═════ Text provided

Background
My original question here was Why using DecisionTreeModel.predict
inside map function raises an exception? and is related to How to generate tuples of (original lable, predicted label) on Spark with MLlib?
When we use Scala API a recommended way of getting predictions for RDD[LabeledPoint]
using DecisionTreeModel
is to simply map over RDD
:
val labelAndPreds = testData.map { point =>
val prediction = model.predict(point.features)
(point.label, prediction)
}
Unfortunately similar approach in PySpark doesn\'t work so well:
labelsAndPredictions = testData.map(
lambda lp: (lp.label, model.predict(lp.features))
labelsAndPredictions.first()
Exception: It appears that you are attempting to reference SparkContext from a broadcast variable, action, or transforamtion. SparkContext can only be used on the driver, not in code that it run on workers. For more information, see SPARK-5063.
Instead of that official documentation recommends something like this:
predictions = model.predict(testData.map(lambda x: x.features))
labelsAndPredictions = testData.map(lambda lp: lp.label).zip(predictions)
So what is going on here? There is no broadcast variable here and Scala API defines predict
as follows:
/**
* Predict values for a single data point using the model trained.
*
* @param features array representing a single data point
* @return Double prediction from the trained model
*/
def predict(features: Vector): Double = {
topNode.predict(features)
}
/**
* Predict values for the given data set using the model trained.
*
* @param features RDD representing data points to be predicted
* @return RDD of predictions for each of the given data points
*/
def predict(features: RDD[Vector]): RDD[Double] = {
features.map(x => predict(x))
}
so at least at the first glance calling from action or transformation is not a problem since prediction seems to be a local operation.
Explanation
After some digging I figured out that the source of the problem is a JavaModelWrapper.call
method invoked from DecisionTreeModel.predict. It access SparkContext
which is required to call Java function:
callJavaFunc(self._sc, getattr(self._java_model, name), *a)
Question
In case of DecisionTreeModel.predict
there is a recommended workaround and all the required code is already a part of the Scala API but is there any elegant way to handle problem like this in general?
Only solutions I can think of right now are rather heavyweight:
- pushing everything down to JVM either by extending Spark classes through Implicit Conversions or adding some kind of wrappers
- using Py4j gateway directly

══════════
═════ Provided records

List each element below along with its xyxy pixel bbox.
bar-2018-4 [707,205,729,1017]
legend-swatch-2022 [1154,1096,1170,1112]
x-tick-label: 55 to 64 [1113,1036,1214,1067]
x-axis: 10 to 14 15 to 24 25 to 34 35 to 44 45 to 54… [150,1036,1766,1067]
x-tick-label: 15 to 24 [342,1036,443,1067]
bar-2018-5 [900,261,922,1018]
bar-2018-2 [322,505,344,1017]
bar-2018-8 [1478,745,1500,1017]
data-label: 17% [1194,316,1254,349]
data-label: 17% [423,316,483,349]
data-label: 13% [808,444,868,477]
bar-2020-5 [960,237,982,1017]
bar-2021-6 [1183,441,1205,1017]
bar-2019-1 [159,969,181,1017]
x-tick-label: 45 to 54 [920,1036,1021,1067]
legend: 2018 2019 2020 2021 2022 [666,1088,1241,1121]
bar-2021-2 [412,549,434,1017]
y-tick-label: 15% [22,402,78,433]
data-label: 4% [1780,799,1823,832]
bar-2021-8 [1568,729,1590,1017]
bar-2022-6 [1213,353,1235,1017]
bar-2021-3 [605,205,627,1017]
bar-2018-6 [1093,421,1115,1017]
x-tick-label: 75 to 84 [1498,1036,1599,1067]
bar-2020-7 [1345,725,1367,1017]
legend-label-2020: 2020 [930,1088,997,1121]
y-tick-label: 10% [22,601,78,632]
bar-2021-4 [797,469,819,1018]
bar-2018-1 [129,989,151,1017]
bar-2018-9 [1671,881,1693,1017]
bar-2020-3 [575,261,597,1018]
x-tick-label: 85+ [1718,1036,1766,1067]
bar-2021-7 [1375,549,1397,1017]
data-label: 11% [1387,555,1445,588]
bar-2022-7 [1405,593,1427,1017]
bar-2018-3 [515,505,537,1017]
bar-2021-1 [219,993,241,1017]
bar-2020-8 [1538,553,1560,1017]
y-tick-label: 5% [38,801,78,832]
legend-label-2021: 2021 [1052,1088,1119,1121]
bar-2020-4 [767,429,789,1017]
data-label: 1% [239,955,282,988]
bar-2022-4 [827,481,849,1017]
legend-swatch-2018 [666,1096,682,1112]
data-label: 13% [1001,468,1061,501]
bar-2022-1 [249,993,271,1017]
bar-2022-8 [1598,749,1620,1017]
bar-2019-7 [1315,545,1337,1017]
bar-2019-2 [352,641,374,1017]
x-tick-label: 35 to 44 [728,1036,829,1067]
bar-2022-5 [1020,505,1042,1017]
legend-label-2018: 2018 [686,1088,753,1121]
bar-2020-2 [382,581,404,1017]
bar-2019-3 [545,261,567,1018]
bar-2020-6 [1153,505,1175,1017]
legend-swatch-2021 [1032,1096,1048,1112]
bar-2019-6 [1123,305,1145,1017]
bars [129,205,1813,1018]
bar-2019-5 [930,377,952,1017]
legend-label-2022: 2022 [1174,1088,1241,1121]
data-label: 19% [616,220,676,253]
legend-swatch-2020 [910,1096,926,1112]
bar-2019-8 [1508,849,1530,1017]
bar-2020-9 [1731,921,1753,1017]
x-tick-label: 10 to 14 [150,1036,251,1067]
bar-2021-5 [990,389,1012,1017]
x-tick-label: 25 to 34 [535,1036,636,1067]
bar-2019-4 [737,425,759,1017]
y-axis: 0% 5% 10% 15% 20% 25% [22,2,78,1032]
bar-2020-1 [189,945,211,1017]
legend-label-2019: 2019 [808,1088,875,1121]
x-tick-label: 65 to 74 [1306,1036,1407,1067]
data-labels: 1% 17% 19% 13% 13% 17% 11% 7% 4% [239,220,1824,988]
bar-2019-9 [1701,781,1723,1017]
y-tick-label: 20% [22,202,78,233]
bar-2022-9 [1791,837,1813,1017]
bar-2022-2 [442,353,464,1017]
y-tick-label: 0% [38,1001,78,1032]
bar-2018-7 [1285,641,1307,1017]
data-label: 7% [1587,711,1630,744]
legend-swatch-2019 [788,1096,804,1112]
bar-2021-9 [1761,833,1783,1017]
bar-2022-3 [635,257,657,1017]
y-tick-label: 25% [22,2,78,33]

══════════

● Given request 1:
In the PySpark post, which method invoked from DecisionTreeModel.predict accesses SparkContext?
● Given request 2:
Reproduce the PySpark post from "(point.label, prediction)" up to and including "testData.map(lambda lp: lp.label).zip(predictions)".

● Full answer 1:
JavaModelWrapper.call

● Full answer 2:
(point.label, prediction)
}
Unfortunately similar approach in PySpark doesn\'t work so well:
labelsAndPredictions = testData.map(
lambda lp: (lp.label, model.predict(lp.features))
labelsAndPredictions.first()
Exception: It appears that you are attempting to reference SparkContext from a broadcast variable, action, or transforamtion. SparkContext can only be used on the driver, not in code that it run on workers. For more information, see SPARK-5063.
Instead of that official documentation recommends something like this:
predictions = model.predict(testData.map(lambda x: x.features))
labelsAndPredictions = testData.map(lambda lp: lp.label).zip(predictions)